### Set problem
Write the records out again, keeping each line exactly as it is.

>> begin Records to process

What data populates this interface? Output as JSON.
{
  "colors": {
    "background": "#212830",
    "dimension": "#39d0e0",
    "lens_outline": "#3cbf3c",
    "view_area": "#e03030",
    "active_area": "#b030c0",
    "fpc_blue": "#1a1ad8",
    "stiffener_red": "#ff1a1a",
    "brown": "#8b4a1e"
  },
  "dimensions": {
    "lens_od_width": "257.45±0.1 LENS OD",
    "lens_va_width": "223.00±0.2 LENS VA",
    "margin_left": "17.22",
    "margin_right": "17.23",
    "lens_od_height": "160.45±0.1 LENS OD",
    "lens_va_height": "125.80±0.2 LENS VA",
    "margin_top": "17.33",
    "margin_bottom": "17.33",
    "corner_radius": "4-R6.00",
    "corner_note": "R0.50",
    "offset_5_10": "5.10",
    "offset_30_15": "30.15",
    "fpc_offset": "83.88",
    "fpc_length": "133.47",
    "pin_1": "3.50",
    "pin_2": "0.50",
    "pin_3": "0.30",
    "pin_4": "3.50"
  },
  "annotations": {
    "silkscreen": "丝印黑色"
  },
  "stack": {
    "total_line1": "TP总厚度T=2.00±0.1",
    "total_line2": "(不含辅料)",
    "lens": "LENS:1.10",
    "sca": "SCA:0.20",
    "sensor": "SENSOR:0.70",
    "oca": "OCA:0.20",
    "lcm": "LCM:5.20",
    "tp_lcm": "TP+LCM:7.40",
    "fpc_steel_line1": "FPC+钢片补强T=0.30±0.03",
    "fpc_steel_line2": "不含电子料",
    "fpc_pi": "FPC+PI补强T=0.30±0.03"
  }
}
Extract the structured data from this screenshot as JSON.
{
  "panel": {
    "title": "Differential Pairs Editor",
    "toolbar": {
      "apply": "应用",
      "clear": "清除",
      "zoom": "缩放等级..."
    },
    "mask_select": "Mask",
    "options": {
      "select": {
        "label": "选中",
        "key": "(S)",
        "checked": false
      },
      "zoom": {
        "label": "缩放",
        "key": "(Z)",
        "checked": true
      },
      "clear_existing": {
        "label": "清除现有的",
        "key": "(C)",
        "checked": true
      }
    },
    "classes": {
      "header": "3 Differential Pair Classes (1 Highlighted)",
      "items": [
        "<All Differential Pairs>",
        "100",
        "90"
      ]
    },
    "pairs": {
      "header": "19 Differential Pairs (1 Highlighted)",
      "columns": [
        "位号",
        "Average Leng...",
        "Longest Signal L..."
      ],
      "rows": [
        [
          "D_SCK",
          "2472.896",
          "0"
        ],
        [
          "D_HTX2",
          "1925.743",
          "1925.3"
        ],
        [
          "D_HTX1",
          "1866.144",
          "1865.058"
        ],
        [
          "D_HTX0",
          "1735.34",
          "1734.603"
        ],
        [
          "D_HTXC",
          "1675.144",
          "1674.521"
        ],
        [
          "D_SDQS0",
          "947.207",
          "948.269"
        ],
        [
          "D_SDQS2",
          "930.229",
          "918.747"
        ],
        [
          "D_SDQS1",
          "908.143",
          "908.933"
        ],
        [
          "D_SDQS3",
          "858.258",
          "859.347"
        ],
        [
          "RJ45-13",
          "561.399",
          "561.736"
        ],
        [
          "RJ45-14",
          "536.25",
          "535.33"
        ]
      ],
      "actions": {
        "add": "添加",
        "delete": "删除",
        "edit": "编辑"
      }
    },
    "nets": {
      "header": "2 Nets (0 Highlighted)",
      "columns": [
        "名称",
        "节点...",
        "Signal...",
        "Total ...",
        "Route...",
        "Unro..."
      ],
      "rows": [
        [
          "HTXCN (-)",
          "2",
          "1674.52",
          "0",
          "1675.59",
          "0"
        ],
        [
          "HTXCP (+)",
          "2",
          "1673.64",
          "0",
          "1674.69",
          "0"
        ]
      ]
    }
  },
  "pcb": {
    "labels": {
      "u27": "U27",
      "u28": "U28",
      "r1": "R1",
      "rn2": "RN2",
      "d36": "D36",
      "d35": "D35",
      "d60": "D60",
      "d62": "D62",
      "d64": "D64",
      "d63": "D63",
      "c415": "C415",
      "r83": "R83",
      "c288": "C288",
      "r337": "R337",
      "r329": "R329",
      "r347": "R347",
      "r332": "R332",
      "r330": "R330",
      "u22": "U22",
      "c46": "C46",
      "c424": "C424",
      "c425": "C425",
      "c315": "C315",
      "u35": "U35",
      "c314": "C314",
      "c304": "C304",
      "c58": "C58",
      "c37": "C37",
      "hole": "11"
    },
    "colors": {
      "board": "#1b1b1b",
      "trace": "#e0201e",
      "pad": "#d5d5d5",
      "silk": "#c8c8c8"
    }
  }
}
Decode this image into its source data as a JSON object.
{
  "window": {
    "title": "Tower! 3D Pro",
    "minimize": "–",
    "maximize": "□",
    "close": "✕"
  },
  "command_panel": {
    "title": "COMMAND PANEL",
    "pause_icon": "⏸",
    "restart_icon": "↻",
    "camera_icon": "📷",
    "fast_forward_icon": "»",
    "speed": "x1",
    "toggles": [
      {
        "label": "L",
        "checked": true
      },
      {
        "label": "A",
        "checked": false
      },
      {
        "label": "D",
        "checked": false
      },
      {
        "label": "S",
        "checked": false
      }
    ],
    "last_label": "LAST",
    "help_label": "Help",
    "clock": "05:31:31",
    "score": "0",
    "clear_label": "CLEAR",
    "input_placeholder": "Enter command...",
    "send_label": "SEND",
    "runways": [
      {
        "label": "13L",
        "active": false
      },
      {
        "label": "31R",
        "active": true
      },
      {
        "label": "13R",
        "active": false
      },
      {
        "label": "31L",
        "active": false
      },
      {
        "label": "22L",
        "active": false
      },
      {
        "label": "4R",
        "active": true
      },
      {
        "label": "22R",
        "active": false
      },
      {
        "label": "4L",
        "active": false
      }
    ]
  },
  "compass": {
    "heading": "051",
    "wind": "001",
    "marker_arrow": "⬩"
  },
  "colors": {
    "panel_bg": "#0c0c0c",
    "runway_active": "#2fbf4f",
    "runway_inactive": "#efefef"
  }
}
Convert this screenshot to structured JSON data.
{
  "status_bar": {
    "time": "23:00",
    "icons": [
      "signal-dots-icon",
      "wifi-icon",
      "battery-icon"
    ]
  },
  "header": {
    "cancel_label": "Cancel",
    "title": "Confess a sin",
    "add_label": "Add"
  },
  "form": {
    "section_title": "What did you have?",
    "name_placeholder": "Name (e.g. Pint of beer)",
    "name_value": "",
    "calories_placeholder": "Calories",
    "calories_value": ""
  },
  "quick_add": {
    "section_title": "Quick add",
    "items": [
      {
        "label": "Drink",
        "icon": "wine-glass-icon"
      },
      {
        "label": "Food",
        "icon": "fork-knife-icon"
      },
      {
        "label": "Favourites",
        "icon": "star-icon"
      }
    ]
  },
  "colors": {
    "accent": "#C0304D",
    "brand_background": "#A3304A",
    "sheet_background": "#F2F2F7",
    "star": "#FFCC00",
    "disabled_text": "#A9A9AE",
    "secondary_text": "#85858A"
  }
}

>> end Records to process

### In response
What data populates this interface? Output as JSON.
{
  "colors": {
    "background": "#212830",
    "dimension": "#39d0e0",
    "lens_outline": "#3cbf3c",
    "view_area": "#e03030",
    "active_area": "#b030c0",
    "fpc_blue": "#1a1ad8",
    "stiffener_red": "#ff1a1a",
    "brown": "#8b4a1e"
  },
  "dimensions": {
    "lens_od_width": "257.45±0.1 LENS OD",
    "lens_va_width": "223.00±0.2 LENS VA",
    "margin_left": "17.22",
    "margin_right": "17.23",
    "lens_od_height": "160.45±0.1 LENS OD",
    "lens_va_height": "125.80±0.2 LENS VA",
    "margin_top": "17.33",
    "margin_bottom": "17.33",
    "corner_radius": "4-R6.00",
    "corner_note": "R0.50",
    "offset_5_10": "5.10",
    "offset_30_15": "30.15",
    "fpc_offset": "83.88",
    "fpc_length": "133.47",
    "pin_1": "3.50",
    "pin_2": "0.50",
    "pin_3": "0.30",
    "pin_4": "3.50"
  },
  "annotations": {
    "silkscreen": "丝印黑色"
  },
  "stack": {
    "total_line1": "TP总厚度T=2.00±0.1",
    "total_line2": "(不含辅料)",
    "lens": "LENS:1.10",
    "sca": "SCA:0.20",
    "sensor": "SENSOR:0.70",
    "oca": "OCA:0.20",
    "lcm": "LCM:5.20",
    "tp_lcm": "TP+LCM:7.40",
    "fpc_steel_line1": "FPC+钢片补强T=0.30±0.03",
    "fpc_steel_line2": "不含电子料",
    "fpc_pi": "FPC+PI补强T=0.30±0.03"
  }
}
Extract the structured data from this screenshot as JSON.
{
  "panel": {
    "title": "Differential Pairs Editor",
    "toolbar": {
      "apply": "应用",
      "clear": "清除",
      "zoom": "缩放等级..."
    },
    "mask_select": "Mask",
    "options": {
      "select": {
        "label": "选中",
        "key": "(S)",
        "checked": false
      },
      "zoom": {
        "label": "缩放",
        "key": "(Z)",
        "checked": true
      },
      "clear_existing": {
        "label": "清除现有的",
        "key": "(C)",
        "checked": true
      }
    },
    "classes": {
      "header": "3 Differential Pair Classes (1 Highlighted)",
      "items": [
        "<All Differential Pairs>",
        "100",
        "90"
      ]
    },
    "pairs": {
      "header": "19 Differential Pairs (1 Highlighted)",
      "columns": [
        "位号",
        "Average Leng...",
        "Longest Signal L..."
      ],
      "rows": [
        [
          "D_SCK",
          "2472.896",
          "0"
        ],
        [
          "D_HTX2",
          "1925.743",
          "1925.3"
        ],
        [
          "D_HTX1",
          "1866.144",
          "1865.058"
        ],
        [
          "D_HTX0",
          "1735.34",
          "1734.603"
        ],
        [
          "D_HTXC",
          "1675.144",
          "1674.521"
        ],
        [
          "D_SDQS0",
          "947.207",
          "948.269"
        ],
        [
          "D_SDQS2",
          "930.229",
          "918.747"
        ],
        [
          "D_SDQS1",
          "908.143",
          "908.933"
        ],
        [
          "D_SDQS3",
          "858.258",
          "859.347"
        ],
        [
          "RJ45-13",
          "561.399",
          "561.736"
        ],
        [
          "RJ45-14",
          "536.25",
          "535.33"
        ]
      ],
      "actions": {
        "add": "添加",
        "delete": "删除",
        "edit": "编辑"
      }
    },
    "nets": {
      "header": "2 Nets (0 Highlighted)",
      "columns": [
        "名称",
        "节点...",
        "Signal...",
        "Total ...",
        "Route...",
        "Unro..."
      ],
      "rows": [
        [
          "HTXCN (-)",
          "2",
          "1674.52",
          "0",
          "1675.59",
          "0"
        ],
        [
          "HTXCP (+)",
          "2",
          "1673.64",
          "0",
          "1674.69",
          "0"
        ]
      ]
    }
  },
  "pcb": {
    "labels": {
      "u27": "U27",
      "u28": "U28",
      "r1": "R1",
      "rn2": "RN2",
      "d36": "D36",
      "d35": "D35",
      "d60": "D60",
      "d62": "D62",
      "d64": "D64",
      "d63": "D63",
      "c415": "C415",
      "r83": "R83",
      "c288": "C288",
      "r337": "R337",
      "r329": "R329",
      "r347": "R347",
      "r332": "R332",
      "r330": "R330",
      "u22": "U22",
      "c46": "C46",
      "c424": "C424",
      "c425": "C425",
      "c315": "C315",
      "u35": "U35",
      "c314": "C314",
      "c304": "C304",
      "c58": "C58",
      "c37": "C37",
      "hole": "11"
    },
    "colors": {
      "board": "#1b1b1b",
      "trace": "#e0201e",
      "pad": "#d5d5d5",
      "silk": "#c8c8c8"
    }
  }
}
Decode this image into its source data as a JSON object.
{
  "window": {
    "title": "Tower! 3D Pro",
    "minimize": "–",
    "maximize": "□",
    "close": "✕"
  },
  "command_panel": {
    "title": "COMMAND PANEL",
    "pause_icon": "⏸",
    "restart_icon": "↻",
    "camera_icon": "📷",
    "fast_forward_icon": "»",
    "speed": "x1",
    "toggles": [
      {
        "label": "L",
        "checked": true
      },
      {
        "label": "A",
        "checked": false
      },
      {
        "label": "D",
        "checked": false
      },
      {
        "label": "S",
        "checked": false
      }
    ],
    "last_label": "LAST",
    "help_label": "Help",
    "clock": "05:31:31",
    "score": "0",
    "clear_label": "CLEAR",
    "input_placeholder": "Enter command...",
    "send_label": "SEND",
    "runways": [
      {
        "label": "13L",
        "active": false
      },
      {
        "label": "31R",
        "active": true
      },
      {
        "label": "13R",
        "active": false
      },
      {
        "label": "31L",
        "active": false
      },
      {
        "label": "22L",
        "active": false
      },
      {
        "label": "4R",
        "active": true
      },
      {
        "label": "22R",
        "active": false
      },
      {
        "label": "4L",
        "active": false
      }
    ]
  },
  "compass": {
    "heading": "051",
    "wind": "001",
    "marker_arrow": "⬩"
  },
  "colors": {
    "panel_bg": "#0c0c0c",
    "runway_active": "#2fbf4f",
    "runway_inactive": "#efefef"
  }
}
Convert this screenshot to structured JSON data.
{
  "status_bar": {
    "time": "23:00",
    "icons": [
      "signal-dots-icon",
      "wifi-icon",
      "battery-icon"
    ]
  },
  "header": {
    "cancel_label": "Cancel",
    "title": "Confess a sin",
    "add_label": "Add"
  },
  "form": {
    "section_title": "What did you have?",
    "name_placeholder": "Name (e.g. Pint of beer)",
    "name_value": "",
    "calories_placeholder": "Calories",
    "calories_value": ""
  },
  "quick_add": {
    "section_title": "Quick add",
    "items": [
      {
        "label": "Drink",
        "icon": "wine-glass-icon"
      },
      {
        "label": "Food",
        "icon": "fork-knife-icon"
      },
      {
        "label": "Favourites",
        "icon": "star-icon"
      }
    ]
  },
  "colors": {
    "accent": "#C0304D",
    "brand_background": "#A3304A",
    "sheet_background": "#F2F2F7",
    "star": "#FFCC00",
    "disabled_text": "#A9A9AE",
    "secondary_text": "#85858A"
  }
}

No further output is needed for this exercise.